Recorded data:
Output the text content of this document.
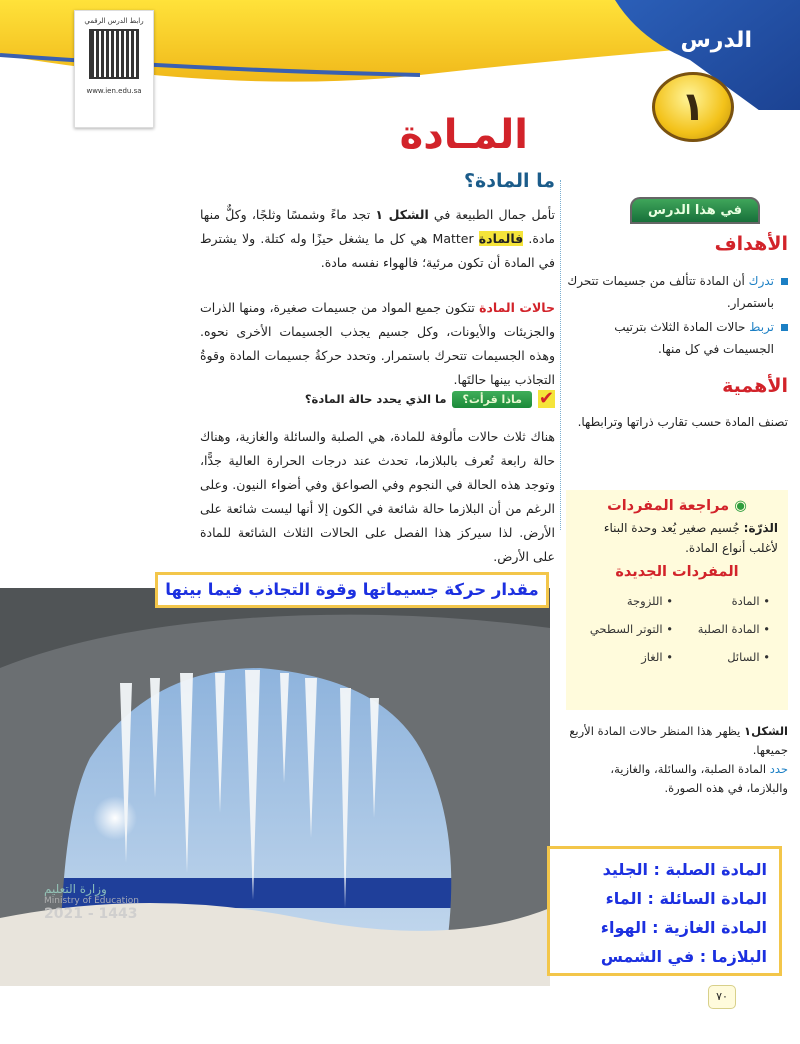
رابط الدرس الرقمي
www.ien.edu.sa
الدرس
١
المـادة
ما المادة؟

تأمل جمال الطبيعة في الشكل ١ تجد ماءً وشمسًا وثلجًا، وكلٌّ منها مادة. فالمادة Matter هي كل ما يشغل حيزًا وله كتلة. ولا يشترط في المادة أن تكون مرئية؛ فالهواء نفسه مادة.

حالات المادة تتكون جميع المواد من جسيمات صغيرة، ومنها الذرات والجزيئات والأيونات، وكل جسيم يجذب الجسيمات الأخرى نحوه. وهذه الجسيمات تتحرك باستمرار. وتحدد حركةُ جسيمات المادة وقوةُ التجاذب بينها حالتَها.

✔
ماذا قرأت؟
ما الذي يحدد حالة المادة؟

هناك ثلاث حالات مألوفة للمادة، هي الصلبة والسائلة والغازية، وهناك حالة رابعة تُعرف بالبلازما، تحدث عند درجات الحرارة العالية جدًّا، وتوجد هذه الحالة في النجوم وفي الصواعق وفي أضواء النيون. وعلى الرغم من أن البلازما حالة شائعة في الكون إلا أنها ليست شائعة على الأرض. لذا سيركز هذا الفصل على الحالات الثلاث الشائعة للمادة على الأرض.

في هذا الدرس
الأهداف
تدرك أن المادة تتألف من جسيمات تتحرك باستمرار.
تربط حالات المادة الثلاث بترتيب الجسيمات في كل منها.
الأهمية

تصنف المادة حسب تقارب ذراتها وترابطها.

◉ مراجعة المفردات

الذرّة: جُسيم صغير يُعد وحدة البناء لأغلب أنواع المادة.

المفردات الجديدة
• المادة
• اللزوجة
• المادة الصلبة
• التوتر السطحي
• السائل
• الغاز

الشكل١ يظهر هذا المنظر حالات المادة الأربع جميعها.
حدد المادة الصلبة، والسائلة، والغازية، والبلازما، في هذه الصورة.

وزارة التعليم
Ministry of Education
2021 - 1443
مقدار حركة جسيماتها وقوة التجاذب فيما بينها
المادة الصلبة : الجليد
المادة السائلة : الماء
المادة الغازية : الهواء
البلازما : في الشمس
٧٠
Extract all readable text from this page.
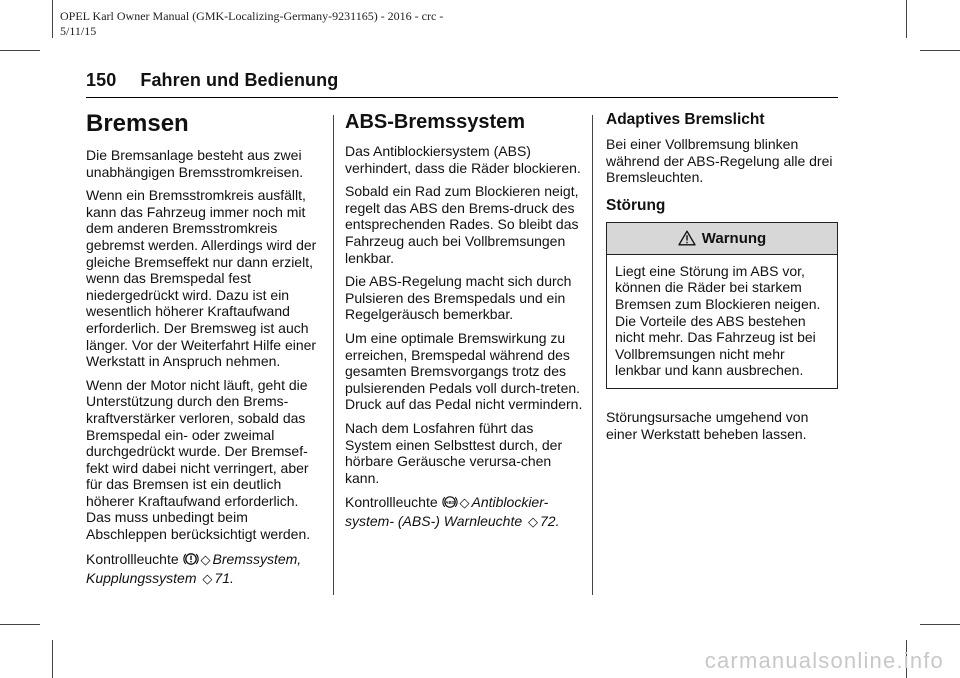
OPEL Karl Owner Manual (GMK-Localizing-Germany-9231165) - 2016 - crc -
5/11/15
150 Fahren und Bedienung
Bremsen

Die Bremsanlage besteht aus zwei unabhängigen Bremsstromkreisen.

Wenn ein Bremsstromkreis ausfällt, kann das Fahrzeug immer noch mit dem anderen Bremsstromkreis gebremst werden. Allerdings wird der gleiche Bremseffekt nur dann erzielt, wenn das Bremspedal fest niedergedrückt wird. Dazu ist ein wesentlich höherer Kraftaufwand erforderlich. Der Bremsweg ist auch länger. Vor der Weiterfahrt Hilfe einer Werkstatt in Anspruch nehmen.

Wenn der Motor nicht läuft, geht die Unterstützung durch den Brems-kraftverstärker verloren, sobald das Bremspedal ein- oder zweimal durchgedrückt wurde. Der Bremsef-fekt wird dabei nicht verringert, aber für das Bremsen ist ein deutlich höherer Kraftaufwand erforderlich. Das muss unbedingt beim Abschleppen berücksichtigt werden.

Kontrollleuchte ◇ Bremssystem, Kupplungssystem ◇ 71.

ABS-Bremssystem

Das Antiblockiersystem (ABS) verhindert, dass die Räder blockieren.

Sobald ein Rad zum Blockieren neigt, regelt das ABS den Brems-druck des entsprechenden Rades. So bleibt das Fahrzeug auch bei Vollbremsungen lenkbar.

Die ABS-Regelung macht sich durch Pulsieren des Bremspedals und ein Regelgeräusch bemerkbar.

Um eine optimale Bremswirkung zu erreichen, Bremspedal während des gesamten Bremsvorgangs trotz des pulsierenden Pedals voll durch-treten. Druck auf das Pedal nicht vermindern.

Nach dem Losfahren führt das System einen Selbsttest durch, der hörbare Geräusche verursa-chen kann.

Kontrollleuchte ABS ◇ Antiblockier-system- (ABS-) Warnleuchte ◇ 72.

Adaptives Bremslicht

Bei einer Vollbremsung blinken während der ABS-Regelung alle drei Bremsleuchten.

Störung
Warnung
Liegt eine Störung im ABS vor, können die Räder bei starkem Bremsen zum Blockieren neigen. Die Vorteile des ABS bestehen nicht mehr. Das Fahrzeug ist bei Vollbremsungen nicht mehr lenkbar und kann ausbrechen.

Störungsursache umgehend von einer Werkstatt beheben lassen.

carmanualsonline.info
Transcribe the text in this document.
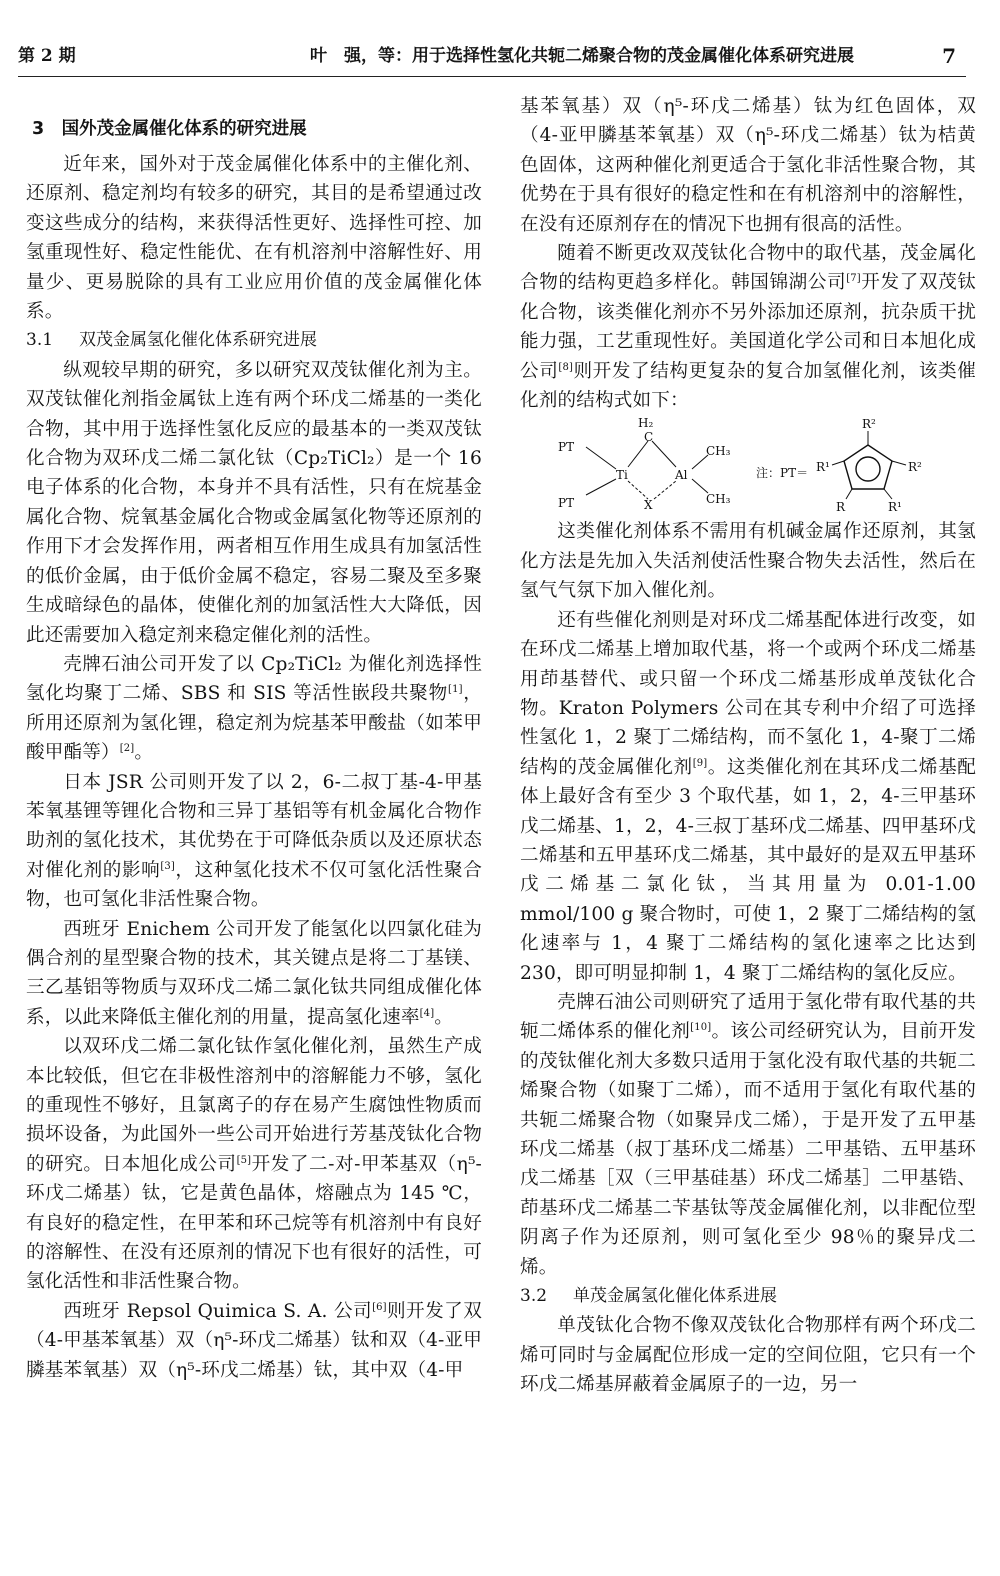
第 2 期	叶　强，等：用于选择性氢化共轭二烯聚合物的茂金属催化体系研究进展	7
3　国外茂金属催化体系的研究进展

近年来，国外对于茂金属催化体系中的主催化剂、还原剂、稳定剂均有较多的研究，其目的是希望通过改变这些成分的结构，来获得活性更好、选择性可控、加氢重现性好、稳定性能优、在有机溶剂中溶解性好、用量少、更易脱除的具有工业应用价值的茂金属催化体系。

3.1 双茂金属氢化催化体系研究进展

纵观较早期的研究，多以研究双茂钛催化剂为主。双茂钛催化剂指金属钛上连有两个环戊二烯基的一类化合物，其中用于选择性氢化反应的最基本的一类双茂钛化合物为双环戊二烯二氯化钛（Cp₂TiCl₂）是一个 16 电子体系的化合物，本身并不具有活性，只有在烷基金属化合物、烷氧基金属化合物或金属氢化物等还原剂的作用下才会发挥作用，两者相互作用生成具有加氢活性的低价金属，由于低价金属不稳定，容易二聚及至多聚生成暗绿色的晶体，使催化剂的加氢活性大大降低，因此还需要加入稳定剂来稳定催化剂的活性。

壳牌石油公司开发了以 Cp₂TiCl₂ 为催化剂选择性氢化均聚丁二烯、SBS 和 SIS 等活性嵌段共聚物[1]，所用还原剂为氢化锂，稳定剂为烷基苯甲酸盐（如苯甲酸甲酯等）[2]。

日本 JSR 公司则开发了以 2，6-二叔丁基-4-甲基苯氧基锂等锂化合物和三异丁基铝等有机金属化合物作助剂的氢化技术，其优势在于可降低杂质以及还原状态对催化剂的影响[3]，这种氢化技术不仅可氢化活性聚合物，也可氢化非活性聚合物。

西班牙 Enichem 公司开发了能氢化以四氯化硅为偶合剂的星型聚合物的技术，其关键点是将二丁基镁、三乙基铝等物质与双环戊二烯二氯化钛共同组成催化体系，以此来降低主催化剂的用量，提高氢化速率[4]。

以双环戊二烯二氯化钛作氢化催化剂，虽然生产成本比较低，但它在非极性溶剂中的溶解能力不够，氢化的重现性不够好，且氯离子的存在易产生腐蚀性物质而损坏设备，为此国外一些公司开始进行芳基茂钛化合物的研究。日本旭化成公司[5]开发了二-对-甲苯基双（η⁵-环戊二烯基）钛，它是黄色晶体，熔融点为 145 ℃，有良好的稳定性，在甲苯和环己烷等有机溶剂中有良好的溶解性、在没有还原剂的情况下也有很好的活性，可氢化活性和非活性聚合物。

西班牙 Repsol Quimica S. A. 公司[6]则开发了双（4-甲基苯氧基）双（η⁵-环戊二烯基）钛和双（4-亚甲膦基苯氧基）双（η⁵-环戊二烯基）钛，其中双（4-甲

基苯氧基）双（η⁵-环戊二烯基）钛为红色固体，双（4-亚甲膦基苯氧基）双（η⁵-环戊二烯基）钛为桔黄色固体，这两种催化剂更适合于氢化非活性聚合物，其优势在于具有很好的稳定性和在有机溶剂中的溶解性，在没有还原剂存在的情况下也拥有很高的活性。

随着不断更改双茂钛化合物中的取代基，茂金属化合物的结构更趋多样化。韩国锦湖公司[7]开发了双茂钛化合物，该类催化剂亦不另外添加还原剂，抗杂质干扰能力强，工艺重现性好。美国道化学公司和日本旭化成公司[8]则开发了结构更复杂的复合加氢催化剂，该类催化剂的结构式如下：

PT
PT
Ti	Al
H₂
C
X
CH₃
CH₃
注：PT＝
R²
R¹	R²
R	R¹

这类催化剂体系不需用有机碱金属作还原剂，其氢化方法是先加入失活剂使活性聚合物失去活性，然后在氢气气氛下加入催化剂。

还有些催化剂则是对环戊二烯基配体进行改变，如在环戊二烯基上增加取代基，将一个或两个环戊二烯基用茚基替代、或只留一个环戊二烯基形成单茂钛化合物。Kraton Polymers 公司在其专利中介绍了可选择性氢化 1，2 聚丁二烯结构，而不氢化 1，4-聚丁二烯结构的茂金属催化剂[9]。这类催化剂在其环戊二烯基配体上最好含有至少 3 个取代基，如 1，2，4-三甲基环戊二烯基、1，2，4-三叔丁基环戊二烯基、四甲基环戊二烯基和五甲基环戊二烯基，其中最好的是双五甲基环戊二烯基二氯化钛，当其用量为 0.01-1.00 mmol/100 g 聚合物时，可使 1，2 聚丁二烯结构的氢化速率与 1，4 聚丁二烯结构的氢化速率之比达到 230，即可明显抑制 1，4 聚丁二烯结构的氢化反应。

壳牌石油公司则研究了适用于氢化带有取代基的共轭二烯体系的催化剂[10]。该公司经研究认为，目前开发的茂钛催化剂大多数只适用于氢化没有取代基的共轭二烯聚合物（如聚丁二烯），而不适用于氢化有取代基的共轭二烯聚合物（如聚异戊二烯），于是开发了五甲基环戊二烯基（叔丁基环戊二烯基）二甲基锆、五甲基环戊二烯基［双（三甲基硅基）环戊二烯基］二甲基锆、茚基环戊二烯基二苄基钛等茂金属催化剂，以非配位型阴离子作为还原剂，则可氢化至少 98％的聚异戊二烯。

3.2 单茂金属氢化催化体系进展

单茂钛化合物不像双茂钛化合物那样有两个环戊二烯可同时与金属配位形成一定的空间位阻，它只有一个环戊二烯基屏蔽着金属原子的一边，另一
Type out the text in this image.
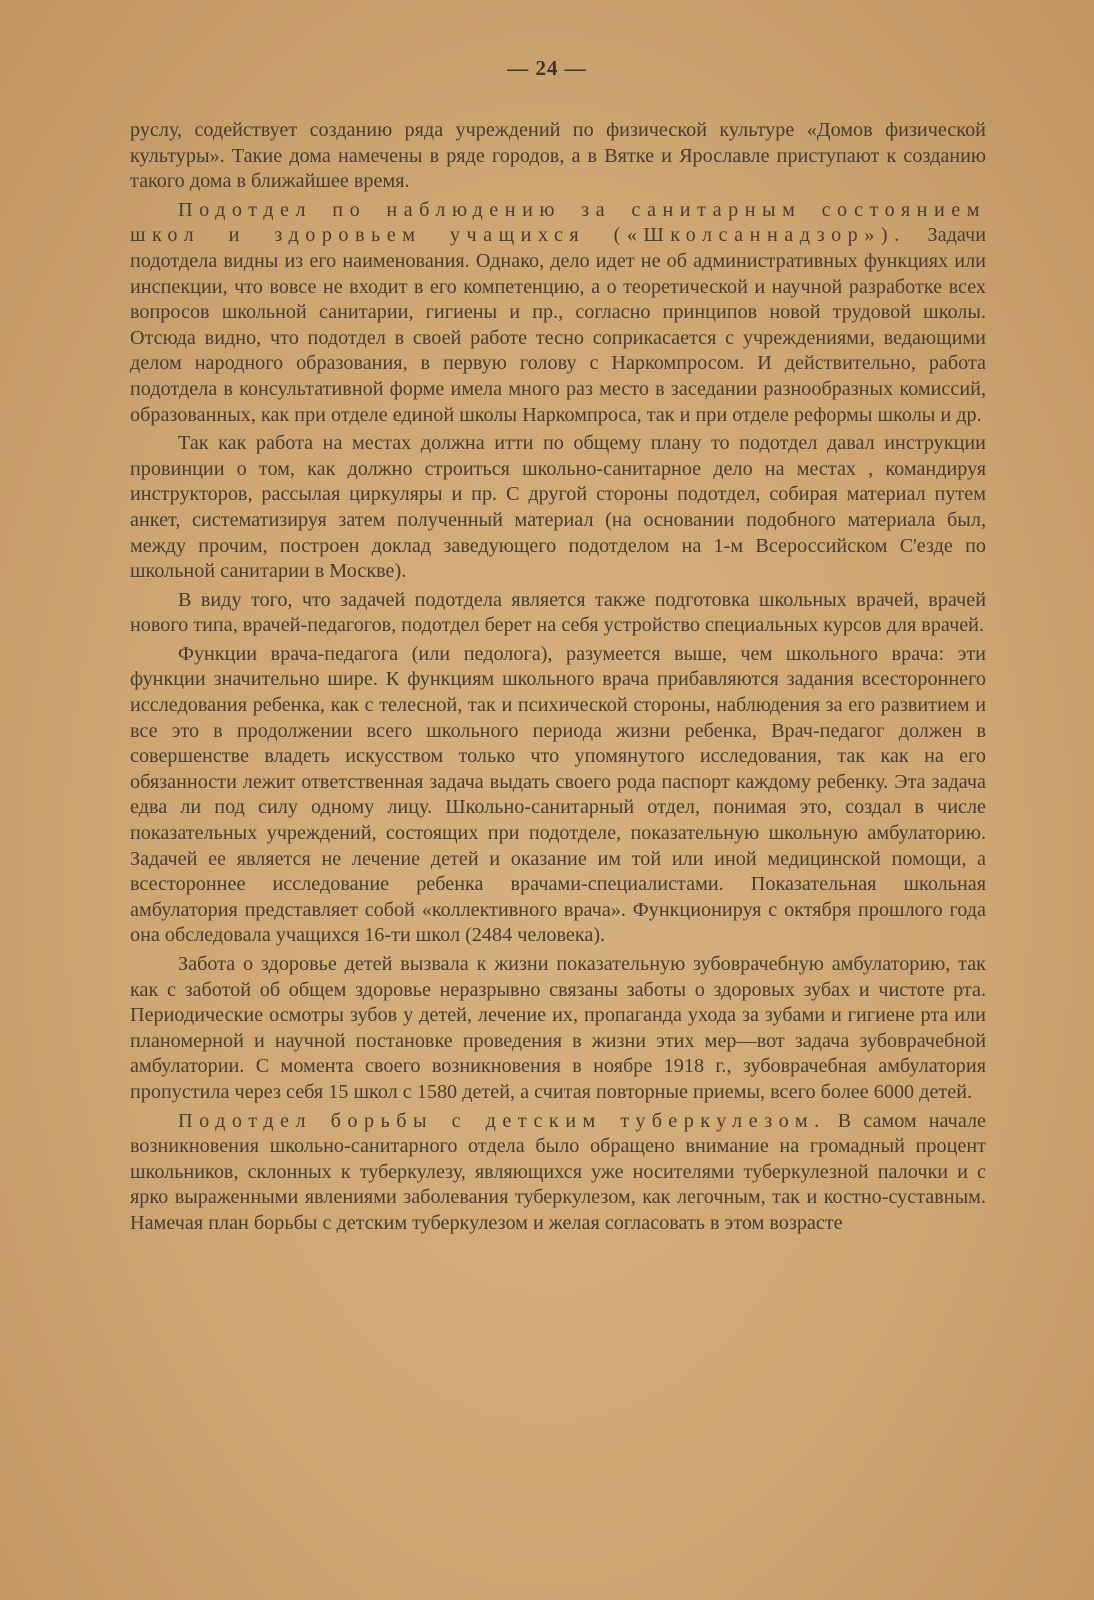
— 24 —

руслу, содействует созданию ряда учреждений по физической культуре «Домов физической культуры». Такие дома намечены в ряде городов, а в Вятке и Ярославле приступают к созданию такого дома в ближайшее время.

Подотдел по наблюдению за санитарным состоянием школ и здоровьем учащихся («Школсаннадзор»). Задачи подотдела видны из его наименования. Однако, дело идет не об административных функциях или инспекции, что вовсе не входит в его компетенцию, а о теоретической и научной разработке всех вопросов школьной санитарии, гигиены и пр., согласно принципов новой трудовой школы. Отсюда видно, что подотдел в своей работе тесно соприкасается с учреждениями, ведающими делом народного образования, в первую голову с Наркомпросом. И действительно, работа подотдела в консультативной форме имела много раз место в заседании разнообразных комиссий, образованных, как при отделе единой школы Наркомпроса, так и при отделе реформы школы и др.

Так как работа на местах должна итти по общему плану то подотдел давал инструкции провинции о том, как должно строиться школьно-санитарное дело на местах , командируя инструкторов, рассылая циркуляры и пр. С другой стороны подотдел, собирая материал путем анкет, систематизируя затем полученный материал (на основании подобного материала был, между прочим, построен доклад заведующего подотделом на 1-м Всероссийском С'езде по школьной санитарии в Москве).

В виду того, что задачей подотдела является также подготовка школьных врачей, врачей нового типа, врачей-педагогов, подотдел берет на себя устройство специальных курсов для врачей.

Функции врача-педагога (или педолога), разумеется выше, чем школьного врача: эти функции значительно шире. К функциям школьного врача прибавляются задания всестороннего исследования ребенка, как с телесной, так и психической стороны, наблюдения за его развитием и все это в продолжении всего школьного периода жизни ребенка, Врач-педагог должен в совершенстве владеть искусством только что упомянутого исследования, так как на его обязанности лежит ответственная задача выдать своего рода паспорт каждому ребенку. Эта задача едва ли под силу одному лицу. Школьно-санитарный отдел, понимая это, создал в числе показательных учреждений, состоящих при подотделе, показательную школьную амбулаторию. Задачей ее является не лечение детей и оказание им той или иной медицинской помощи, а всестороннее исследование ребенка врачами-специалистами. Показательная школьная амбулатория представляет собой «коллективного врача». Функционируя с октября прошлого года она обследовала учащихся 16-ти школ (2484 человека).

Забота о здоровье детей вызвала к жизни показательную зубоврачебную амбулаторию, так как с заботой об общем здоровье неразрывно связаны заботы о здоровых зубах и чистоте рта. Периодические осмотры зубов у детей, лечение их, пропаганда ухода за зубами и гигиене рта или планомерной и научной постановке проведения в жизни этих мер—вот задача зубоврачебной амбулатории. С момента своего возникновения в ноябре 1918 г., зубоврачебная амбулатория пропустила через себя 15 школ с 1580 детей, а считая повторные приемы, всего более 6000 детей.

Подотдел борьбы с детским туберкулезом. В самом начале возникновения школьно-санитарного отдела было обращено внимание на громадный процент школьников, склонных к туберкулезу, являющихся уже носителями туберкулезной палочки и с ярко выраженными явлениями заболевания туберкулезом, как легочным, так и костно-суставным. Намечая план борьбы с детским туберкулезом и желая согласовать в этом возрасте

What the exercise asks
Identify the lines above that contain the word "حركة", then copy them.

Result of this task
حالات المادة تتكون جميع المواد من جسيمات صغيرة، ومنها الذرات والجزيئات والأيونات، وكل جسيم يجذب الجسيمات الأخرى نحوه. وهذه الجسيمات تتحرك باستمرار. وتحدد حركةُ جسيمات المادة وقوةُ التجاذب بينها حالتَها.
مقدار حركة جسيماتها وقوة التجاذب فيما بينها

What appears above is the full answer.